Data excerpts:
• • • • • • •

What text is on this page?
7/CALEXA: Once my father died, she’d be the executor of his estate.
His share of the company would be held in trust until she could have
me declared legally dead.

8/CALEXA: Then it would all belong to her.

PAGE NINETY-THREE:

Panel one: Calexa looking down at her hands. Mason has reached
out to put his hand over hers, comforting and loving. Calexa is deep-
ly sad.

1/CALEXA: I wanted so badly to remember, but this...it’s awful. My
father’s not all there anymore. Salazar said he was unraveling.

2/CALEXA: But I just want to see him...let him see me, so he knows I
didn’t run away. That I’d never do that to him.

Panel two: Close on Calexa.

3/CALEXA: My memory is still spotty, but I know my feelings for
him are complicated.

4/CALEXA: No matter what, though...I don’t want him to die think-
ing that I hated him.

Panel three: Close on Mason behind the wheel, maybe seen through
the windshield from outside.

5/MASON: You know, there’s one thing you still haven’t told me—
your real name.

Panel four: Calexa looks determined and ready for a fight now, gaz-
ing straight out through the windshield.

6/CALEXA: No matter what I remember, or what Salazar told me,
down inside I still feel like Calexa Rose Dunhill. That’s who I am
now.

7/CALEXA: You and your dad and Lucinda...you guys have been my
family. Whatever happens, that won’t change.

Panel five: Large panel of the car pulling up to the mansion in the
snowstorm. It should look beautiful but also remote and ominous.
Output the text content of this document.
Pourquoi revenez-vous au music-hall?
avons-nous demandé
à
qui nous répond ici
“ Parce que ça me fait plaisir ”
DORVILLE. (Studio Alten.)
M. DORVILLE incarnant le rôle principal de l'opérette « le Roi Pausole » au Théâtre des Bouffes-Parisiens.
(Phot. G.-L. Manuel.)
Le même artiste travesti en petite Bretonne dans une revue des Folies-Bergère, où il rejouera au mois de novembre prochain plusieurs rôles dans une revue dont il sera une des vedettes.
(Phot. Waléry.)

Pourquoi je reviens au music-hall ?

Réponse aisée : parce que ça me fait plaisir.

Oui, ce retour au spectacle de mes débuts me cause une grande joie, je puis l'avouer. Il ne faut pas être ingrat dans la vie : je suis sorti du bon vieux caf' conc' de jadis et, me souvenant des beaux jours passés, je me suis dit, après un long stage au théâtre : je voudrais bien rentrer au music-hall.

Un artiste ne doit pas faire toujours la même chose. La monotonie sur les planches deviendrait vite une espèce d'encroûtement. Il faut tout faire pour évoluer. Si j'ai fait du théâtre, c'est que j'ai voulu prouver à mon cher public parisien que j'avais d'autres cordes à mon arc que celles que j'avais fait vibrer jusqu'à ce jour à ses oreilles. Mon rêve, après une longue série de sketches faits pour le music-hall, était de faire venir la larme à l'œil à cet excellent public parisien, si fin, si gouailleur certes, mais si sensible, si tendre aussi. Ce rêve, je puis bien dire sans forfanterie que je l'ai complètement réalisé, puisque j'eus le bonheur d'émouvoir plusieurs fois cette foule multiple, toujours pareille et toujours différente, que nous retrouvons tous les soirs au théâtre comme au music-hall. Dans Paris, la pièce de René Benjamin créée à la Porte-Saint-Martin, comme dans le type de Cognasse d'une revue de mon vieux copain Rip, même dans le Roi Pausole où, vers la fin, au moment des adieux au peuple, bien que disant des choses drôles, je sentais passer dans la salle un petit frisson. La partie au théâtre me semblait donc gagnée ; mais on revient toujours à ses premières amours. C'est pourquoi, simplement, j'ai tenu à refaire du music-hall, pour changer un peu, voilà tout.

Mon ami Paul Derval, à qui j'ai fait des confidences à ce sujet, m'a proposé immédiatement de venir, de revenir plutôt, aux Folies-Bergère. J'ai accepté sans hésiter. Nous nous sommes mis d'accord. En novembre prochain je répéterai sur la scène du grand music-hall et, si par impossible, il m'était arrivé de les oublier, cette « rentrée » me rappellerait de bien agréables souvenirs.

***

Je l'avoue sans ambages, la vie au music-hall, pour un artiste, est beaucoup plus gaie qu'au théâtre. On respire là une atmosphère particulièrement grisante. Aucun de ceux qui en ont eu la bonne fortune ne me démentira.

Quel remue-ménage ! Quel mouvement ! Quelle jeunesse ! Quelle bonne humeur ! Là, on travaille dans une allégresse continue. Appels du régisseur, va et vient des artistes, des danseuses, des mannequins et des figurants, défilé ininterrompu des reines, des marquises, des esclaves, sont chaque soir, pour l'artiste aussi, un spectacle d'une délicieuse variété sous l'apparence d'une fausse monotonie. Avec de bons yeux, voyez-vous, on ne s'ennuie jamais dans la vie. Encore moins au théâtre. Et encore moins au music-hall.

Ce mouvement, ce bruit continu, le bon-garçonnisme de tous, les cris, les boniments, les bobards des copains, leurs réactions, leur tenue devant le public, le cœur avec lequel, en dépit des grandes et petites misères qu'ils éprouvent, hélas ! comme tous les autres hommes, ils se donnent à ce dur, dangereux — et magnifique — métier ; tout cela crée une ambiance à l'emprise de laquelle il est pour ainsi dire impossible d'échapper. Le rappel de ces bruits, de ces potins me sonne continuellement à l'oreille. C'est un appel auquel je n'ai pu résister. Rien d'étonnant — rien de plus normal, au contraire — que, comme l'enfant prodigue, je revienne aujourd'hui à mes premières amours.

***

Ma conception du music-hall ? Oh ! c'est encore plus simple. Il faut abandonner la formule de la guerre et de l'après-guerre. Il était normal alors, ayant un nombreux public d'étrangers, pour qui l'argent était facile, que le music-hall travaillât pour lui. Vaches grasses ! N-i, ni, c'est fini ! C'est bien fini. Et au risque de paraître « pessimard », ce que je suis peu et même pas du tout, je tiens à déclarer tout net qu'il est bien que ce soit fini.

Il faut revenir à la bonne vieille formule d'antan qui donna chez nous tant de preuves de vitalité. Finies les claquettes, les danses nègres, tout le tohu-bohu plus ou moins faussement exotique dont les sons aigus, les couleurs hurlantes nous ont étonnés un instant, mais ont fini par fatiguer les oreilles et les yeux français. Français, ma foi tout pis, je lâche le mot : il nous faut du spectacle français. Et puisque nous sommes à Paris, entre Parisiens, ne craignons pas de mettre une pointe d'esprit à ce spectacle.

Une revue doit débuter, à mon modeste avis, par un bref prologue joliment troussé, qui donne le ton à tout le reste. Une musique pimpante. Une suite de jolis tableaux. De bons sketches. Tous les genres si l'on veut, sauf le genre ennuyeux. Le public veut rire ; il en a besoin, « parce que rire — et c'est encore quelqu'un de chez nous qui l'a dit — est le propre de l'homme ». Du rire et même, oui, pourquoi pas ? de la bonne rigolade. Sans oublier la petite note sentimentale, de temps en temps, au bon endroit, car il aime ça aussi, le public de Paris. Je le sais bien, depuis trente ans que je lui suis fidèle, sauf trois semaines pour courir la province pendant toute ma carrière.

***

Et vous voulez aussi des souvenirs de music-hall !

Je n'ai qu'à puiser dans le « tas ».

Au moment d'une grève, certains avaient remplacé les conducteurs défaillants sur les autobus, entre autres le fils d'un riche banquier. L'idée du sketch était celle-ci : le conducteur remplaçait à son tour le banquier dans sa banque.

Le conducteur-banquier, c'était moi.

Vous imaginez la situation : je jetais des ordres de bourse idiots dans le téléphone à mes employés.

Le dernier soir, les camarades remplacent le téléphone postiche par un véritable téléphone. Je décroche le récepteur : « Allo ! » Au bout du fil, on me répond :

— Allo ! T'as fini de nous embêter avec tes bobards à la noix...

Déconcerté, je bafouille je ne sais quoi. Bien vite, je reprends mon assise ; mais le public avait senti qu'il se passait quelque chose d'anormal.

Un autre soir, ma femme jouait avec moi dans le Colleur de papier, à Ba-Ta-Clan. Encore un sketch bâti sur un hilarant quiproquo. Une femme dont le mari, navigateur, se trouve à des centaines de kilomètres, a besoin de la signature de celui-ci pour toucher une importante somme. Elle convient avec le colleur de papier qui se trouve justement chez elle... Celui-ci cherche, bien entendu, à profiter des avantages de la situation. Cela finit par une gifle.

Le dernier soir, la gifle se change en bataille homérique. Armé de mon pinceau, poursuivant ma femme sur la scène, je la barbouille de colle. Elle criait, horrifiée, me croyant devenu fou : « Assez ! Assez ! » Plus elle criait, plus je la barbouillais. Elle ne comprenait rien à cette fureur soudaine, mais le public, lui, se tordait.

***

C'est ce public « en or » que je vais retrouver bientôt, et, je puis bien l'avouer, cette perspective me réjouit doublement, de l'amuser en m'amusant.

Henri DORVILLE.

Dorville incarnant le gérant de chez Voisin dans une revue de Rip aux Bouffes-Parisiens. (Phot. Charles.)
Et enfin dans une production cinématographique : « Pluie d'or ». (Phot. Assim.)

• • • • • • •

From the records above, pull out each line that has "téléphone".

Exercise solution:
Vous imaginez la situation : je jetais des ordres de bourse idiots dans le téléphone à mes employés.
Le dernier soir, les camarades remplacent le téléphone postiche par un véritable téléphone. Je décroche le récepteur : « Allo ! » Au bout du fil, on me répond :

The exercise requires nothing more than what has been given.